### What is needed
Among the records below, find each line that includes the string "would" and copy it.

▬▬▬

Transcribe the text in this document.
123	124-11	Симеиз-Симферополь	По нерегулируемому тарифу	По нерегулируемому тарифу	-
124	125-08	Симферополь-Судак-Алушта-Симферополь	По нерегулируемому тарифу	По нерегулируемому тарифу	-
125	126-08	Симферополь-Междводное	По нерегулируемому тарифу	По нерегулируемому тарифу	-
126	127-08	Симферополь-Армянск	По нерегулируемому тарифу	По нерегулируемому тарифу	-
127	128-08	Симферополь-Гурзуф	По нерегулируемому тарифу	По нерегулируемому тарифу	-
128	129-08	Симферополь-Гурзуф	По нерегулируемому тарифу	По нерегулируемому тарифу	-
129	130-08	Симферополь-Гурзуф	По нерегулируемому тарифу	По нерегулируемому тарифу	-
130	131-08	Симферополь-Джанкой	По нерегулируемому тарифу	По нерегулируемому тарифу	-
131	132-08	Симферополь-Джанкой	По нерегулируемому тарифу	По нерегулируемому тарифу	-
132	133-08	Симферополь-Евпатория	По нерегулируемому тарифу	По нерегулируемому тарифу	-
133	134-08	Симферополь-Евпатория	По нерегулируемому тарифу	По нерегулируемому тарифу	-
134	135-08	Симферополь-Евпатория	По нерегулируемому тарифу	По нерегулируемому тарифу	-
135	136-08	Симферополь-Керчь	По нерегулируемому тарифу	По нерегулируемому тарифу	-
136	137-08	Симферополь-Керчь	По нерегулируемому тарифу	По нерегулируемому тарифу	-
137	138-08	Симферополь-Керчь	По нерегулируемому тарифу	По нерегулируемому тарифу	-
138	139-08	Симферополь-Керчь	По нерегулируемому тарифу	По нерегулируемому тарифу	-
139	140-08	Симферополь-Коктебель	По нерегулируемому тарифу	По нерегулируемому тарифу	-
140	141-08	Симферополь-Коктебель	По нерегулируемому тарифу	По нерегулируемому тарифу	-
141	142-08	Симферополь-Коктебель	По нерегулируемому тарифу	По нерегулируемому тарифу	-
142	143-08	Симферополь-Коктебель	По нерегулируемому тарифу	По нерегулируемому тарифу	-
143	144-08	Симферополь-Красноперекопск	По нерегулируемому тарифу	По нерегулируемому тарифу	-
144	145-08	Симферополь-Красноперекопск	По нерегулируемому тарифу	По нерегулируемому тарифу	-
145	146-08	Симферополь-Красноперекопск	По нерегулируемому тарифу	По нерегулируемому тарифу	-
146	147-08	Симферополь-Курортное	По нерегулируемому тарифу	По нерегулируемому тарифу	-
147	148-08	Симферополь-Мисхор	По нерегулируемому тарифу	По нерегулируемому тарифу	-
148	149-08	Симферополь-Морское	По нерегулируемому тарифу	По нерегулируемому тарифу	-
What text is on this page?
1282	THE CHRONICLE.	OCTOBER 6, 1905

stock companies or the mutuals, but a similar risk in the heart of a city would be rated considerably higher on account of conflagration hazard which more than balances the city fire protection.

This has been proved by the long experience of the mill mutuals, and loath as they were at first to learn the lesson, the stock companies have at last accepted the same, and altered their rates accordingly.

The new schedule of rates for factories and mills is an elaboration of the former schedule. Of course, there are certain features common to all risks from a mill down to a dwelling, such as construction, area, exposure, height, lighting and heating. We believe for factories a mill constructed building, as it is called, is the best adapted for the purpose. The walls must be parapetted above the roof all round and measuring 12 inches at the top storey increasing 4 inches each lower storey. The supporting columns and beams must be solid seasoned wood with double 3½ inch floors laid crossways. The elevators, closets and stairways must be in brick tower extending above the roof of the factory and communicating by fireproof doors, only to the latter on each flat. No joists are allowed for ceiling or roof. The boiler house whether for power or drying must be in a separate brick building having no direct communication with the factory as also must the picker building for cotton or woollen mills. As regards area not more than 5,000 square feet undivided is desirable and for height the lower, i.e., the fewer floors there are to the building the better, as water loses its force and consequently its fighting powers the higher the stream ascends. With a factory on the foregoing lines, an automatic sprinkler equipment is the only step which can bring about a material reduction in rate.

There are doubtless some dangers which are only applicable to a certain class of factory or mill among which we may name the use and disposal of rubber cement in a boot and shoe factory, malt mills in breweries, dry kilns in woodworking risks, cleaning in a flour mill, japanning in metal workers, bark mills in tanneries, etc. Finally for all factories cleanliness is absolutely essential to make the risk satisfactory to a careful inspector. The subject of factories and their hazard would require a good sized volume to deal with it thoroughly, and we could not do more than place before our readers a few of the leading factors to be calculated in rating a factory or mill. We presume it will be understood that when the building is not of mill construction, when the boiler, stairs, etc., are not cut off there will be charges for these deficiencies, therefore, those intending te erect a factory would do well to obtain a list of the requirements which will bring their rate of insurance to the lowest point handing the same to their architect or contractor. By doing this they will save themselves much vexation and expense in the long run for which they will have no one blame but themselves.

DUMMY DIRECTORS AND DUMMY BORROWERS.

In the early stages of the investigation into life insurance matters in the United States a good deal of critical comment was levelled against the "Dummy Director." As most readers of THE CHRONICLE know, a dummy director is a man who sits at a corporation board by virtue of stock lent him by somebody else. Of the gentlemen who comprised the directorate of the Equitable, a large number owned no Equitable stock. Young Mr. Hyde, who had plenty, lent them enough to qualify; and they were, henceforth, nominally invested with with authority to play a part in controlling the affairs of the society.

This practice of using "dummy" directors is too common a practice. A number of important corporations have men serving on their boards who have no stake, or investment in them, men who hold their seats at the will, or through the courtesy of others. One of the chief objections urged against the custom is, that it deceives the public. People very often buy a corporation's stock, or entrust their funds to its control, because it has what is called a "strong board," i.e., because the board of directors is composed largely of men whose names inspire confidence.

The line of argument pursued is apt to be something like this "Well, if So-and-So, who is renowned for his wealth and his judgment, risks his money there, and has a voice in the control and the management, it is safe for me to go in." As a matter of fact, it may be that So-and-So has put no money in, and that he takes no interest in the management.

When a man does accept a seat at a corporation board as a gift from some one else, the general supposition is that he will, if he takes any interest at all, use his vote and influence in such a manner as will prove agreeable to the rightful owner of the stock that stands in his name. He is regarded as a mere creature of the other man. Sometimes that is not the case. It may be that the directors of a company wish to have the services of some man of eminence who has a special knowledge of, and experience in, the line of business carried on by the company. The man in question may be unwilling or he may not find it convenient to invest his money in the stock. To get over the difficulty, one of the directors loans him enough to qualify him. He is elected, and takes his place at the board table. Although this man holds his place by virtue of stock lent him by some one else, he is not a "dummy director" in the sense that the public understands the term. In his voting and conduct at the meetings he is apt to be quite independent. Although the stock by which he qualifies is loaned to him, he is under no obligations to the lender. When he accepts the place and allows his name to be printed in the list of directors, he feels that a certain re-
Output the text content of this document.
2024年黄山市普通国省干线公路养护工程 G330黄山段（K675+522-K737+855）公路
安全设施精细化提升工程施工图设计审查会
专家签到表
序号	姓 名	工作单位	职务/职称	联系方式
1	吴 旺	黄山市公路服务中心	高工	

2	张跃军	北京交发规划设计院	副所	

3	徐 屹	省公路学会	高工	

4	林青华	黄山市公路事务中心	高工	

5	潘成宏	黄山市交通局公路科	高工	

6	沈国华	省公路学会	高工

▬▬▬

### Solution below
stock companies or the mutuals, but a similar risk in the heart of a city would be rated considerably higher on account of conflagration hazard which more than balances the city fire protection.
There are doubtless some dangers which are only applicable to a certain class of factory or mill among which we may name the use and disposal of rubber cement in a boot and shoe factory, malt mills in breweries, dry kilns in woodworking risks, cleaning in a flour mill, japanning in metal workers, bark mills in tanneries, etc. Finally for all factories cleanliness is absolutely essential to make the risk satisfactory to a careful inspector. The subject of factories and their hazard would require a good sized volume to deal with it thoroughly, and we could not do more than place before our readers a few of the leading factors to be calculated in rating a factory or mill. We presume it will be understood that when the building is not of mill construction, when the boiler, stairs, etc., are not cut off there will be charges for these deficiencies, therefore, those intending te erect a factory would do well to obtain a list of the requirements which will bring their rate of insurance to the lowest point handing the same to their architect or contractor. By doing this they will save themselves much vexation and expense in the long run for which they will have no one blame but themselves.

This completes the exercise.